__Task to complete__: Examine the entries and show every line in which the word "data" is found.

__Supplied material__:
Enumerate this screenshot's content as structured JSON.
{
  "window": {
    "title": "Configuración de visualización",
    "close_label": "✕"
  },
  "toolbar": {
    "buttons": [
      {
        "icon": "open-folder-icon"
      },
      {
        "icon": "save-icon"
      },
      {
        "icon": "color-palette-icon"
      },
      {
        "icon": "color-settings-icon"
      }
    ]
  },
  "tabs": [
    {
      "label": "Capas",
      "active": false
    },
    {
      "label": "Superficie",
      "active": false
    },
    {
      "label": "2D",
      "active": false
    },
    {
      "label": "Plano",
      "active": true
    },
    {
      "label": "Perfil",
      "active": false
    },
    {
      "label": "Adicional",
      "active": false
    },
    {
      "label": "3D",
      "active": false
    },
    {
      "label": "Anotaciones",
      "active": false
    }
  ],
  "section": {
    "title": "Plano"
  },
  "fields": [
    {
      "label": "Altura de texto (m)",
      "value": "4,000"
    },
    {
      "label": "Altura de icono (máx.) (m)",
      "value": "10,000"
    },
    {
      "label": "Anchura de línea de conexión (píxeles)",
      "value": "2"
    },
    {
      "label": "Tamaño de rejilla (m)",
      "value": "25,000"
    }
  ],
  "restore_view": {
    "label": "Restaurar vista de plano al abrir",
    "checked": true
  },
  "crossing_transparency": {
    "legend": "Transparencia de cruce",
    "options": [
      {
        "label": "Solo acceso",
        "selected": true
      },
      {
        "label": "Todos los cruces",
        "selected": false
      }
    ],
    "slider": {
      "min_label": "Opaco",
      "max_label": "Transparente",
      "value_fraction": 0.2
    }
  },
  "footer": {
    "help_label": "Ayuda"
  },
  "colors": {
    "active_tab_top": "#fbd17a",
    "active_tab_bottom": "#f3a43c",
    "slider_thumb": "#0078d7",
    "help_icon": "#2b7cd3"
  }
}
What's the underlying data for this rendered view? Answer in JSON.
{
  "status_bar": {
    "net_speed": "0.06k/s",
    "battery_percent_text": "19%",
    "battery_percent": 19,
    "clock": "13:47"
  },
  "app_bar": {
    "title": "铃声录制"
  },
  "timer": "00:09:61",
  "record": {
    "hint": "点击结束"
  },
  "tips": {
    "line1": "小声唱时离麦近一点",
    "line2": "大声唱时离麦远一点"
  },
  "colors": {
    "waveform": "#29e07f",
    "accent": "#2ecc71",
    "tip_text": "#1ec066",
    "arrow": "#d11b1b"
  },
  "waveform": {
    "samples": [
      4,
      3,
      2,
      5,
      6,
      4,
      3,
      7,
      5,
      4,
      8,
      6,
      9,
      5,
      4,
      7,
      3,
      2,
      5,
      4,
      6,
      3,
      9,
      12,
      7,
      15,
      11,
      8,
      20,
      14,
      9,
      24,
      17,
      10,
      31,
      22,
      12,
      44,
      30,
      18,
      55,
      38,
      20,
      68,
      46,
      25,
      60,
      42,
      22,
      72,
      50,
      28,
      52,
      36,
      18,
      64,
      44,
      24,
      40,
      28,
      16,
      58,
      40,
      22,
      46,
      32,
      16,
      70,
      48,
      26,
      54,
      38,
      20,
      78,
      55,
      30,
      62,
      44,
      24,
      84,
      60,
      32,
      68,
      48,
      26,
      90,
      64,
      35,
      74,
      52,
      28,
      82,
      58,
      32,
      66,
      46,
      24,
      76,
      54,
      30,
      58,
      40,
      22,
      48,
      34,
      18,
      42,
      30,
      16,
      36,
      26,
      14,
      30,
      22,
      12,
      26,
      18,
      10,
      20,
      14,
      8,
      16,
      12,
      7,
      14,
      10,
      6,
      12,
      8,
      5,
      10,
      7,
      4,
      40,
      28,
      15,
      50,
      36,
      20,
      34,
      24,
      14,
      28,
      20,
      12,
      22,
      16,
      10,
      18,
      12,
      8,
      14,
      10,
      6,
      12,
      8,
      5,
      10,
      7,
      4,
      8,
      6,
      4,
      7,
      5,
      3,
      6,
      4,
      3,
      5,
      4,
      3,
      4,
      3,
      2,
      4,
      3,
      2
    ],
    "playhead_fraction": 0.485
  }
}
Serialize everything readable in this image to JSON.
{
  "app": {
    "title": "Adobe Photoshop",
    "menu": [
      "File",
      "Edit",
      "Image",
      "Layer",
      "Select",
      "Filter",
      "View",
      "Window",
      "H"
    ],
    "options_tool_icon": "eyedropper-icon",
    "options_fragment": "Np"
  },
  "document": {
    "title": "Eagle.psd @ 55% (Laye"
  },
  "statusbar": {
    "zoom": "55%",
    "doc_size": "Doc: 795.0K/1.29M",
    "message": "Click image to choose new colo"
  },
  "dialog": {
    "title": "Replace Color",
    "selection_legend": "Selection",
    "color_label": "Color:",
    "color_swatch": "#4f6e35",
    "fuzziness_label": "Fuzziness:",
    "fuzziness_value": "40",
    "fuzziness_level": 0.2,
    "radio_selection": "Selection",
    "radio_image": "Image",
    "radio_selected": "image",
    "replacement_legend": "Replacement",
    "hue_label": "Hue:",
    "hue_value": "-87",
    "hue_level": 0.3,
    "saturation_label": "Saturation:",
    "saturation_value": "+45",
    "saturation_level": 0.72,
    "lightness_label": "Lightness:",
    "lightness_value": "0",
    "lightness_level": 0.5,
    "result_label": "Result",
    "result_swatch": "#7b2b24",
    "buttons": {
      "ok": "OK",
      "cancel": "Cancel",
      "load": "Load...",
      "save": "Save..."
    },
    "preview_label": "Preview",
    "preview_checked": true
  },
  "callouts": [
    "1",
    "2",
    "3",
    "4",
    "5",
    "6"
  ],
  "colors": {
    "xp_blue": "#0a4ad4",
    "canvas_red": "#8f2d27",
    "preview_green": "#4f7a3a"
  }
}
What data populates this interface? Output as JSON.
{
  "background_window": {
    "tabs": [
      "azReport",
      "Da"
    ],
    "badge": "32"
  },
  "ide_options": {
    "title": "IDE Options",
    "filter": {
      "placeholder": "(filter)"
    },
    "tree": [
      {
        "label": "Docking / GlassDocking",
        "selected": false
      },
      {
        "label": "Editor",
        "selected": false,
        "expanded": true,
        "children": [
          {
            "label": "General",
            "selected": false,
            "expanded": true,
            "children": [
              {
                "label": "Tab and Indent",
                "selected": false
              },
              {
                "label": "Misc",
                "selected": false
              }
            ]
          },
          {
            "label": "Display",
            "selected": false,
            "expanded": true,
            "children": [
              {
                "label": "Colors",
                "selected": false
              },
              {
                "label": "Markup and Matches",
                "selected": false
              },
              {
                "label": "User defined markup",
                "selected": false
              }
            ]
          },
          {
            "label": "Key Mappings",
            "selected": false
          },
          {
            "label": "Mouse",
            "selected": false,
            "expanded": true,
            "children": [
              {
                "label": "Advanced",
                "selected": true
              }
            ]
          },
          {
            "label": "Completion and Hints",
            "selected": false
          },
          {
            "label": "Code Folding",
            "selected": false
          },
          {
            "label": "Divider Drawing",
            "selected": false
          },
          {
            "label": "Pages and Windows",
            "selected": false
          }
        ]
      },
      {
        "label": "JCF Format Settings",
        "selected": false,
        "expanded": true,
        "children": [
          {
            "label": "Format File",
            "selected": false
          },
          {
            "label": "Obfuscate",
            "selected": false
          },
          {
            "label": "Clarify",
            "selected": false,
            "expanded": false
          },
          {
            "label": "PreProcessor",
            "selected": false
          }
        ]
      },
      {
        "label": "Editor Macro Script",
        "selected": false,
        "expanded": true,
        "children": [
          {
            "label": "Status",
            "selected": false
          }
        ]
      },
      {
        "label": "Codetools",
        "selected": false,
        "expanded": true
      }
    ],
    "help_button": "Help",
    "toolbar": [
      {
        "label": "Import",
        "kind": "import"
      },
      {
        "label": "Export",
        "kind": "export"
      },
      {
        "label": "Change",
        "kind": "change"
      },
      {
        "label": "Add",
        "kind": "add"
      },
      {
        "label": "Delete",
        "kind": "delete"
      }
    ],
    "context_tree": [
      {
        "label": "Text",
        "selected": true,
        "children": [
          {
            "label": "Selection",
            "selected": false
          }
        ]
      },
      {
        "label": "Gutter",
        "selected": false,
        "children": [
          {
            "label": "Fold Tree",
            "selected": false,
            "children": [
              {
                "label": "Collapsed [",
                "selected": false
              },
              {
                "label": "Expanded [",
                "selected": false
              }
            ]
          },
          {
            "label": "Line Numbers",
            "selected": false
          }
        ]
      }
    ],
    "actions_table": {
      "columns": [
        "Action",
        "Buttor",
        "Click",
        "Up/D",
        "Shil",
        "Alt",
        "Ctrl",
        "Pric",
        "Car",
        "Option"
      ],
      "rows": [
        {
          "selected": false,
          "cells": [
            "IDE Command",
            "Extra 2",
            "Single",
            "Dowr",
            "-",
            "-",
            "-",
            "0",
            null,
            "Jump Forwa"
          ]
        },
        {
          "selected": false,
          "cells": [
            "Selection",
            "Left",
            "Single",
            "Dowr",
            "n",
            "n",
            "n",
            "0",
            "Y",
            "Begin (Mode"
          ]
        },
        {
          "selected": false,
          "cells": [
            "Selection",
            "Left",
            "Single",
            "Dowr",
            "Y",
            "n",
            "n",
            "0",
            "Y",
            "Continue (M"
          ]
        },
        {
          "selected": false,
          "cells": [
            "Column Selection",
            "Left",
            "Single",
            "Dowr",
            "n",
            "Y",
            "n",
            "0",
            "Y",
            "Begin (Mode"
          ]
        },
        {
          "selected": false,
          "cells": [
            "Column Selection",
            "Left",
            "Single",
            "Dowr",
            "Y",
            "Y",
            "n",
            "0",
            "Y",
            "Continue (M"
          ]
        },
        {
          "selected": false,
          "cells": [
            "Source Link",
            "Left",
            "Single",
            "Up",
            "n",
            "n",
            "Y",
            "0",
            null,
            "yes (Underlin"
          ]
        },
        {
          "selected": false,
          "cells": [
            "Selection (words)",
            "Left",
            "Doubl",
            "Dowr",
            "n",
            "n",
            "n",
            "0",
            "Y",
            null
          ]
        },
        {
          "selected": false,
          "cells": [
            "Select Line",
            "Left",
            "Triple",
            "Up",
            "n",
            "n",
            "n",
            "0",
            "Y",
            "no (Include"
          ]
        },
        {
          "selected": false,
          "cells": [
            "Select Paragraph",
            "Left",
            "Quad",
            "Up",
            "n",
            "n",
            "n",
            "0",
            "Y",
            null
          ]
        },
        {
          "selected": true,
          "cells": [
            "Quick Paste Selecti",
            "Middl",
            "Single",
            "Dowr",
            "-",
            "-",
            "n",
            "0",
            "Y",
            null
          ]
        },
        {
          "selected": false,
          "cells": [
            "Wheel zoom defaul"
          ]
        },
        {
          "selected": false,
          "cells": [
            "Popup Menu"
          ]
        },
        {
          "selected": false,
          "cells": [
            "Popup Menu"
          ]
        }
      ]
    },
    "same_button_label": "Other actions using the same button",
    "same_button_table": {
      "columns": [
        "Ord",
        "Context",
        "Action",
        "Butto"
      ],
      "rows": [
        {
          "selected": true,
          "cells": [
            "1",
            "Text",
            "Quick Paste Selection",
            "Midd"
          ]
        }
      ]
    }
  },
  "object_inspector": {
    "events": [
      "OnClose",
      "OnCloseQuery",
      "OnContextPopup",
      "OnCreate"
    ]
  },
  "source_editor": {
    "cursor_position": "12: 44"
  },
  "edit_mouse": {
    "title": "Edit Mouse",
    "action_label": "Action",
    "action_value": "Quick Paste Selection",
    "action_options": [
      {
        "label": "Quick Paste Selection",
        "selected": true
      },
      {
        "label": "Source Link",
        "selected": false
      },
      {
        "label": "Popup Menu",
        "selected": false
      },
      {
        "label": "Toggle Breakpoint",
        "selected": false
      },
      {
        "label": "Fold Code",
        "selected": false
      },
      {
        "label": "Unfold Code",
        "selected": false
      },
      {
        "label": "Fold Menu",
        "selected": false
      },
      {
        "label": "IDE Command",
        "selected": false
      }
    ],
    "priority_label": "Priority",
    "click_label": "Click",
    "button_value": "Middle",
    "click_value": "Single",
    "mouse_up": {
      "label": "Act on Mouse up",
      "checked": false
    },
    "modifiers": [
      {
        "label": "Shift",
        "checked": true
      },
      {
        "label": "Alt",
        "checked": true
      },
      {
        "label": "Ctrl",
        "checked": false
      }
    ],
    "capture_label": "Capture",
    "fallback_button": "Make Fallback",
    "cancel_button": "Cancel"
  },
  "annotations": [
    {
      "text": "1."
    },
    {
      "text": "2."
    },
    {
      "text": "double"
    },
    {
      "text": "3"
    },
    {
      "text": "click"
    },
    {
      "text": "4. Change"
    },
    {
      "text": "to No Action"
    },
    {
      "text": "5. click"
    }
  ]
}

__Result__:
What's the underlying data for this rendered view? Answer in JSON.
What data populates this interface? Output as JSON.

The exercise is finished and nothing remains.